It is important to understand Radiant vs, Luminous Luminescence. Luminous is adjusted for the color perception of the human eye.

The perceived brightness, or luminous efficacy, of light is technically specified by the International Commission on Illumination (CIE). Each wavelength efficacy is related to a wavelength of 555nm (Lime Green).

LEDs are generally spec'ed in Luminous Flux. Luminous Intensity is a whole different thing.

But that's not all, Intensity is often confused with Illuminance and Luminance.

So we have four methods of measuring the amount of light emitting from an LED.

  1. Luminous Flux
  2. Luminous Intensity
  3. Illuminance
  4. Luminance

No one has asked the question what is the difference between these 4 measurement.

But that's not all. I touched on this in the previous answer.

The above 4 measurements relate only to Photometric units of measure.
The three basic units of light measurement are:

  1. Photometric (photometry)
  2. Radiometric (radiometry)
  3. Photonic (quantum)

Radiometry is the study of optical radiation of light, ultraviolet radiation, and infrared radiation. Radiometric is a measurement of the actual flux emitted from the light source.

Photonics measures light as quantum particles called photons. Photons are elementary particles of light which carry light's electromagnetic force. Photons, travel in straight lines at the speed of light, and carry a fixed amount of energy. Photons have two distinguishing characteristics, direction and wavelength. Photons are a quantum measurement of light particle energy measured in the quantity of photons per second. Typically measured with some sort of photon detector which counts the number of photons that hit the detector's surface within a period of time.

Photometry, is about human optical visual response to light (luminous spectral response). Photometric is a measurement of the flux emitted from the light source and then adjusted for its sensitivity to the human eye. Photometric measurements only includes light visible to humans. The human eye is most sensitive to green at a wavelength of 555nm (Lime Green) as determined by the CIE (International Commission on Illumination). This 555nm wavelength is the international photometric standard to which all other wavelengths are compared.

The following is from a paper I am currently writing titled "Understanding LEDs"
I am somewhat confident these number are relevant. I do need to have someone else verify they are correct before I publish.

I created this table for common LED colors
enter image description here

CIE sets the spectral luminous efficacy of the human eye for each wavelength starting a 555nm. The CIE defines photopic vision as 683 lumens/watt at 555 nm.

This I wrote a PHP script to create an SVG image from the table of CIE table of CIE Photopic Luminous Efficacy.
Photopic Luminous Efficacy

This sums it up, almost
measurement of light quantities

Then there are the official SI Units of Measure

SI optical units of measure

THE LED DRIVER

LED voltage means nothing with respect to LED brightness. LEDs are current driven with an LED constant current source.

An LED Driver can accurately adjust the current flowing though the LED.

The numerical value for the RGB colors have to be translated to the LED driver. A typical PWM driver will have at least a 1000 intensity increments.

The Radiant Flux of the LED can be adjusted for Luminosity. You want the LED driver's max current set to the luminous flux for the RGB values of 255,255,255. You can then use PWM to Dim the LED for all other values of 0 - 254.

[Annotated region listings]
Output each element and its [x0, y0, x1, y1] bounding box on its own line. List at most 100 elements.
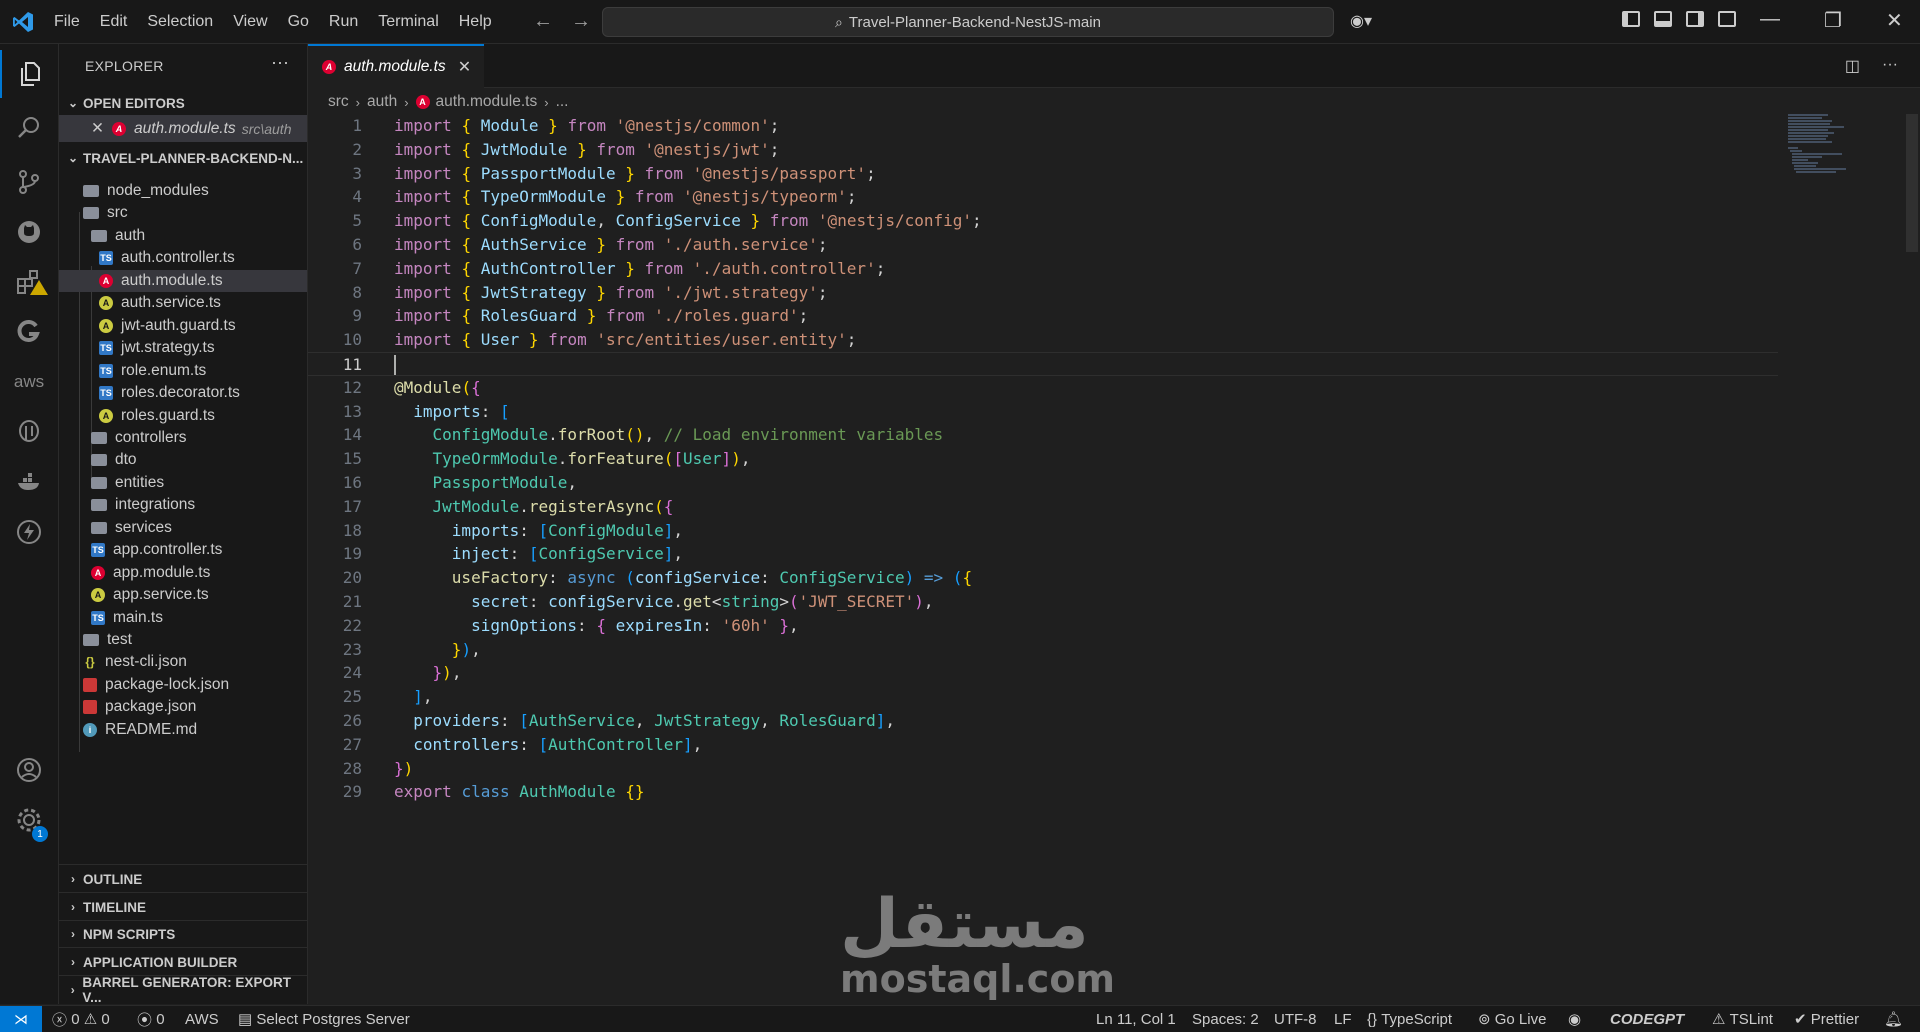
- outline-section[interactable]: › OUTLINE: [59, 868, 307, 890]
- indentation[interactable]: Spaces: 2: [1192, 1006, 1259, 1032]
- open-editors-header[interactable]: ⌄ OPEN EDITORS: [59, 92, 307, 114]
- tree-item[interactable]: package.json: [59, 696, 307, 718]
- tree-item[interactable]: Aroles.guard.ts: [59, 405, 307, 427]
- barrel-generator-section[interactable]: › BARREL GENERATOR: EXPORT V...: [59, 975, 307, 1005]
- postgres-icon[interactable]: [0, 408, 58, 456]
- breadcrumb-file[interactable]: auth.module.ts: [436, 93, 538, 111]
- accounts-icon[interactable]: [0, 746, 58, 794]
- npm-scripts-section[interactable]: › NPM SCRIPTS: [59, 923, 307, 945]
- close-tab-icon[interactable]: ✕: [458, 57, 471, 77]
- more-actions-icon[interactable]: ···: [271, 52, 289, 73]
- tree-item[interactable]: entities: [59, 472, 307, 494]
- remote-indicator-icon[interactable]: ⋊: [0, 1006, 42, 1032]
- thunder-client-icon[interactable]: [0, 508, 58, 556]
- tree-item[interactable]: src: [59, 202, 307, 224]
- notifications-bell-icon[interactable]: 🔔︎: [1884, 1006, 1903, 1032]
- source-control-icon[interactable]: [0, 158, 58, 206]
- cursor-position[interactable]: Ln 11, Col 1: [1096, 1006, 1176, 1032]
- menu-file[interactable]: File: [54, 13, 80, 31]
- tree-item[interactable]: package-lock.json: [59, 674, 307, 696]
- folder-icon: [91, 522, 107, 534]
- project-folder-header[interactable]: ⌄ TRAVEL-PLANNER-BACKEND-N...: [59, 147, 307, 169]
- split-editor-icon[interactable]: ◫: [1845, 56, 1860, 76]
- tree-item[interactable]: TS role.enum.ts: [59, 360, 307, 382]
- eol-label: LF: [1334, 1010, 1352, 1028]
- breadcrumb-symbols[interactable]: ...: [556, 93, 569, 111]
- application-builder-section[interactable]: › APPLICATION BUILDER: [59, 951, 307, 973]
- menu-help[interactable]: Help: [459, 13, 492, 31]
- tree-item[interactable]: TS roles.decorator.ts: [59, 382, 307, 404]
- tslint-status[interactable]: ⚠ TSLint: [1712, 1006, 1773, 1032]
- tab-auth-module[interactable]: A auth.module.ts ✕: [308, 44, 484, 88]
- toggle-panel-icon[interactable]: [1654, 11, 1672, 27]
- forward-arrow-icon[interactable]: →: [571, 10, 591, 33]
- tree-item[interactable]: TS main.ts: [59, 607, 307, 629]
- menu-view[interactable]: View: [233, 13, 267, 31]
- timeline-section[interactable]: › TIMELINE: [59, 896, 307, 918]
- tree-item[interactable]: Aapp.module.ts: [59, 562, 307, 584]
- breadcrumb-auth[interactable]: auth: [367, 93, 397, 111]
- tree-item[interactable]: auth: [59, 225, 307, 247]
- prettier-status[interactable]: ✔ Prettier: [1794, 1006, 1859, 1032]
- tree-item[interactable]: controllers: [59, 427, 307, 449]
- manage-gear-icon[interactable]: 1: [0, 796, 58, 844]
- tree-item[interactable]: dto: [59, 449, 307, 471]
- go-live[interactable]: ⊚ Go Live: [1478, 1006, 1546, 1032]
- menu-selection[interactable]: Selection: [147, 13, 213, 31]
- angular-module-icon: A: [415, 95, 430, 109]
- problems-indicator[interactable]: ⓧ 0 ⚠ 0: [52, 1006, 110, 1032]
- close-window-icon[interactable]: ✕: [1886, 8, 1903, 33]
- tree-item[interactable]: node_modules: [59, 180, 307, 202]
- gitlens-icon[interactable]: [0, 308, 58, 356]
- ports-indicator[interactable]: ⦿ 0: [137, 1006, 165, 1032]
- angular-guard-icon: A: [99, 408, 113, 423]
- customize-layout-icon[interactable]: [1718, 11, 1736, 27]
- end-of-line[interactable]: LF: [1334, 1006, 1352, 1032]
- more-actions-icon[interactable]: ···: [1882, 56, 1898, 76]
- codegpt-status[interactable]: CODEGPT: [1610, 1006, 1684, 1032]
- command-center-search[interactable]: ⌕ Travel-Planner-Backend-NestJS-main: [602, 7, 1334, 37]
- toggle-primary-sidebar-icon[interactable]: [1622, 11, 1640, 27]
- tree-item[interactable]: integrations: [59, 494, 307, 516]
- tree-item[interactable]: Aauth.service.ts: [59, 292, 307, 314]
- menu-run[interactable]: Run: [329, 13, 358, 31]
- tree-item[interactable]: TS app.controller.ts: [59, 539, 307, 561]
- tree-item[interactable]: test: [59, 629, 307, 651]
- aws-status[interactable]: AWS: [185, 1006, 219, 1032]
- scrollbar-thumb[interactable]: [1906, 114, 1918, 252]
- tree-item[interactable]: Aapp.service.ts: [59, 584, 307, 606]
- minimize-icon[interactable]: —: [1760, 8, 1780, 33]
- tree-item[interactable]: Ajwt-auth.guard.ts: [59, 315, 307, 337]
- tree-item-label: controllers: [115, 428, 187, 446]
- open-editor-item[interactable]: ✕ A auth.module.ts src\auth: [59, 115, 307, 142]
- back-arrow-icon[interactable]: ←: [533, 10, 553, 33]
- restore-icon[interactable]: ❐: [1824, 8, 1842, 33]
- breadcrumb-src[interactable]: src: [328, 93, 349, 111]
- tree-item[interactable]: TS jwt.strategy.ts: [59, 337, 307, 359]
- extensions-icon[interactable]: [0, 258, 58, 306]
- minimap[interactable]: [1788, 114, 1878, 174]
- copilot-icon[interactable]: ◉▾: [1350, 11, 1372, 31]
- explorer-icon[interactable]: [0, 50, 60, 98]
- menu-edit[interactable]: Edit: [100, 13, 128, 31]
- docker-icon[interactable]: [0, 458, 58, 506]
- tree-item[interactable]: services: [59, 517, 307, 539]
- tree-item[interactable]: TS auth.controller.ts: [59, 247, 307, 269]
- tree-item-label: jwt-auth.guard.ts: [121, 316, 236, 334]
- line-number: 4: [352, 187, 362, 207]
- search-icon[interactable]: [0, 104, 58, 152]
- language-mode[interactable]: {} TypeScript: [1367, 1006, 1452, 1032]
- menu-go[interactable]: Go: [288, 13, 309, 31]
- close-icon[interactable]: ✕: [91, 119, 104, 138]
- menu-terminal[interactable]: Terminal: [378, 13, 438, 31]
- postgres-status[interactable]: ▤ Select Postgres Server: [238, 1006, 410, 1032]
- toggle-secondary-sidebar-icon[interactable]: [1686, 11, 1704, 27]
- aws-icon[interactable]: aws: [0, 358, 58, 406]
- tree-item[interactable]: i README.md: [59, 719, 307, 741]
- github-icon[interactable]: [0, 208, 58, 256]
- tree-item[interactable]: Aauth.module.ts: [59, 269, 307, 292]
- copilot-status-icon[interactable]: ◉: [1568, 1006, 1581, 1032]
- vertical-scrollbar[interactable]: [1904, 114, 1918, 934]
- tree-item[interactable]: {} nest-cli.json: [59, 651, 307, 673]
- encoding[interactable]: UTF-8: [1274, 1006, 1317, 1032]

### What is asked
• a. Copy the passage of the LED light measurement text from "Then there are" to "1000 intensity increments.".
• b. Write what comes next in the text on measuring LED light, picking up after its final sentence.

### Results for the exercise
• a.
Then there are the official SI Units of Measure

SI optical units of measure

THE LED DRIVER

LED voltage means nothing with respect to LED brightness. LEDs are current driven with an LED constant current source.

An LED Driver can accurately adjust the current flowing though the LED.

The numerical value for the RGB colors have to be translated to the LED driver. A typical PWM driver will have at least a 1000 intensity increments.

• b.
If you were to use the Luxeon Color C line LEDs the Red and Blue Luminous Flux are about 38 lumens and Green is 97 lm. So the driver's max current for the green LED must be reduced by 255% of the Red and Blue max current.

So if the red and blue were set to run at 500mA max then the Green would be set to 195 mA. Then the PWM RGB ratios are the same for all 3 LEDs.

For the driver below the Red and Blue drivers Riadj would be 6.24 ohm and for Green Riadj would be 2.4 ohm

enter image description here

The LM3414 is a very capable yet simple and inexpensive ($1.00) LED driver.
It has the least part count of any driver and it is a common anode driver where only one wire and ground is required for connecting the LEDs, rather than two wires for each LED.

THE RIGHT LEDs FOR RGB

For RGB you want LEDs designed for flawless color mixing with consistent radiation patterns. If you want the best, go with the LUXEON C Color Line

These are tiny (2mm 0.08") color LED with a very wide viewing angle, Red 162°, Blue and Green 175°. They come with secondary optic lenses.

Do not be fooled by their size. The Color C pictured can take over an Amp. Do not be fooled by the datasheet. You cannot look at just the Luminous Flux, but if you do, look at the binned ones near the bottom of the datasheet.

This table is a comparison of the top color LEDs. At first glance it appears the Color C are not quite as bright as the Rebel and XPE especially the red.

A closer look the forward voltage is lower, which means less watts, less heat. Temperature is the most important characteristic when comparing LEDs

The Color C are spec'd at 85° C the others 25° C, that would add at least 10% to Green Luminous Flux, and 50% more for Red. See Temperature vs. Normalized Output graph in datasheet.

Thermal Resistance. 2.8 vs 8.0. This means thermal management is more effective. 285% better in this case.

The there is the viewing angle and spectral distribution of light. These are the best color LEDs for RGB available.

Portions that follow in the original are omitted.